● Your instructions: Examine the records and identify each line that includes the string "رشید". Copy those lines.
........
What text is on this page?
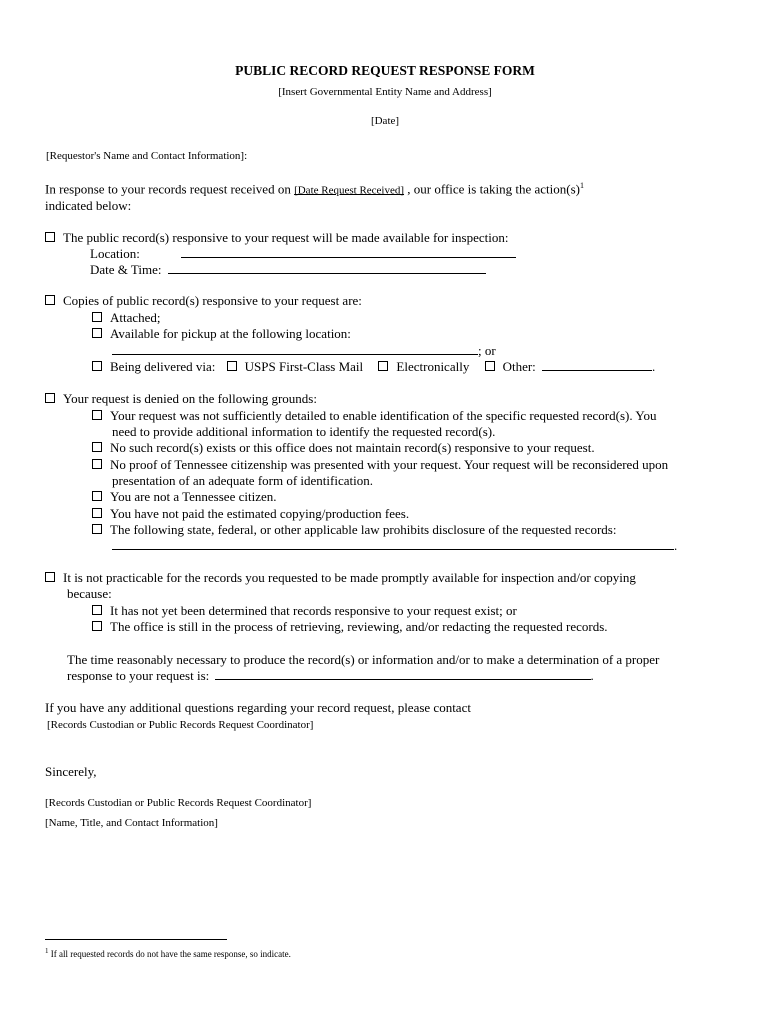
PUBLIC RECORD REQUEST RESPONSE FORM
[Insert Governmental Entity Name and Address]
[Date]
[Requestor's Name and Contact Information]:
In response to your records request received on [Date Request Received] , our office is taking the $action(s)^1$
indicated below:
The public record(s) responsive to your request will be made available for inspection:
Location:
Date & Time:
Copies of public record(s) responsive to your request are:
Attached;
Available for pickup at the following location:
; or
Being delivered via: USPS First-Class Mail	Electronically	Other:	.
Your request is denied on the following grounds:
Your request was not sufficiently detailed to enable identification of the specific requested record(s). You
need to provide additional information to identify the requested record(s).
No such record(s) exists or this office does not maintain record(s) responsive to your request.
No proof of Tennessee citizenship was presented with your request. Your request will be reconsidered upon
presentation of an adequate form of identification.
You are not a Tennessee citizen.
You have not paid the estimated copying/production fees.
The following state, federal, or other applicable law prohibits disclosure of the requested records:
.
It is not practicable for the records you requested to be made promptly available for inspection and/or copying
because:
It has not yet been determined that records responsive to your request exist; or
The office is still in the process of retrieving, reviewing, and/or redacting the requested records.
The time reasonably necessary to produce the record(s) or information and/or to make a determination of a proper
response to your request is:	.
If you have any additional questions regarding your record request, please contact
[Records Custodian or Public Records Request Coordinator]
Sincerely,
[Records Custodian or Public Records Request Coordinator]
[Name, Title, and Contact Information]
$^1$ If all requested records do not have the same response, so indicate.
........
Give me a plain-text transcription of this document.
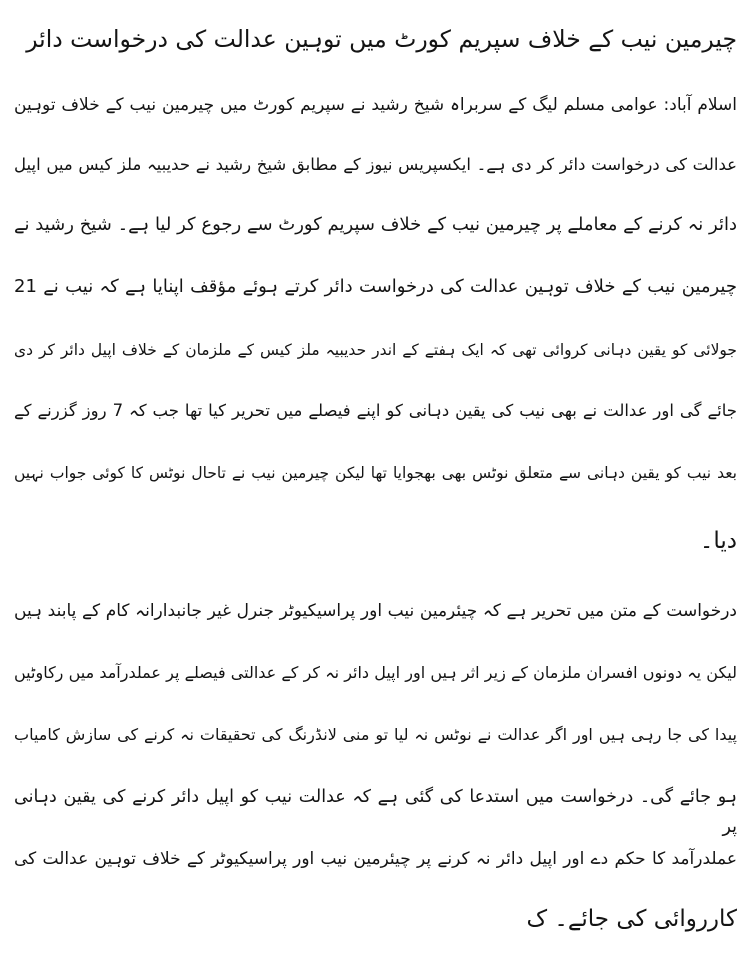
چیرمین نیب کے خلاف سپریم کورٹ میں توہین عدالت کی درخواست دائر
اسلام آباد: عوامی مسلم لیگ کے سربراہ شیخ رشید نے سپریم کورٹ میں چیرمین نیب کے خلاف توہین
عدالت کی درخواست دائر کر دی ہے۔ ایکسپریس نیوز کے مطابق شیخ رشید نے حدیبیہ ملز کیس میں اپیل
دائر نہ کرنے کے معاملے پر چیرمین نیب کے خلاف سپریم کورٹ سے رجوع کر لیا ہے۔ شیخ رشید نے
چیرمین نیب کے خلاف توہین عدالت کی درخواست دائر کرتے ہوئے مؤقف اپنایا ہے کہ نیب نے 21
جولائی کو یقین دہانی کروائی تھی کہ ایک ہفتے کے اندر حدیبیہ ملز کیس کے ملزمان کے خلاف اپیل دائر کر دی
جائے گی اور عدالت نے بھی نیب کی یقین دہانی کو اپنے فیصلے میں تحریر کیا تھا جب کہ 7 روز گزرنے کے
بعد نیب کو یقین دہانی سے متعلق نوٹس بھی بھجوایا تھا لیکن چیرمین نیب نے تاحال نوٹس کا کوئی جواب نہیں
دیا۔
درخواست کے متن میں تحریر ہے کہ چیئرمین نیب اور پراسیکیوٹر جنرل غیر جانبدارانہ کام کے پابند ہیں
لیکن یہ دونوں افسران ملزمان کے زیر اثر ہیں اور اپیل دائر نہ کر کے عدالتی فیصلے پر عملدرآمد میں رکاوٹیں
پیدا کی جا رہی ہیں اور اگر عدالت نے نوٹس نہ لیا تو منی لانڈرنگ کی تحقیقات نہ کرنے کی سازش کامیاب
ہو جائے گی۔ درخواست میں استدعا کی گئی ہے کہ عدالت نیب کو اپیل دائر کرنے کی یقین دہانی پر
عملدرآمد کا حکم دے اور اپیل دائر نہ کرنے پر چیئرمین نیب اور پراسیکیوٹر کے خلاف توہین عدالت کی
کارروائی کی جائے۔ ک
........
● The output:
اسلام آباد: عوامی مسلم لیگ کے سربراہ شیخ رشید نے سپریم کورٹ میں چیرمین نیب کے خلاف توہین
عدالت کی درخواست دائر کر دی ہے۔ ایکسپریس نیوز کے مطابق شیخ رشید نے حدیبیہ ملز کیس میں اپیل
دائر نہ کرنے کے معاملے پر چیرمین نیب کے خلاف سپریم کورٹ سے رجوع کر لیا ہے۔ شیخ رشید نے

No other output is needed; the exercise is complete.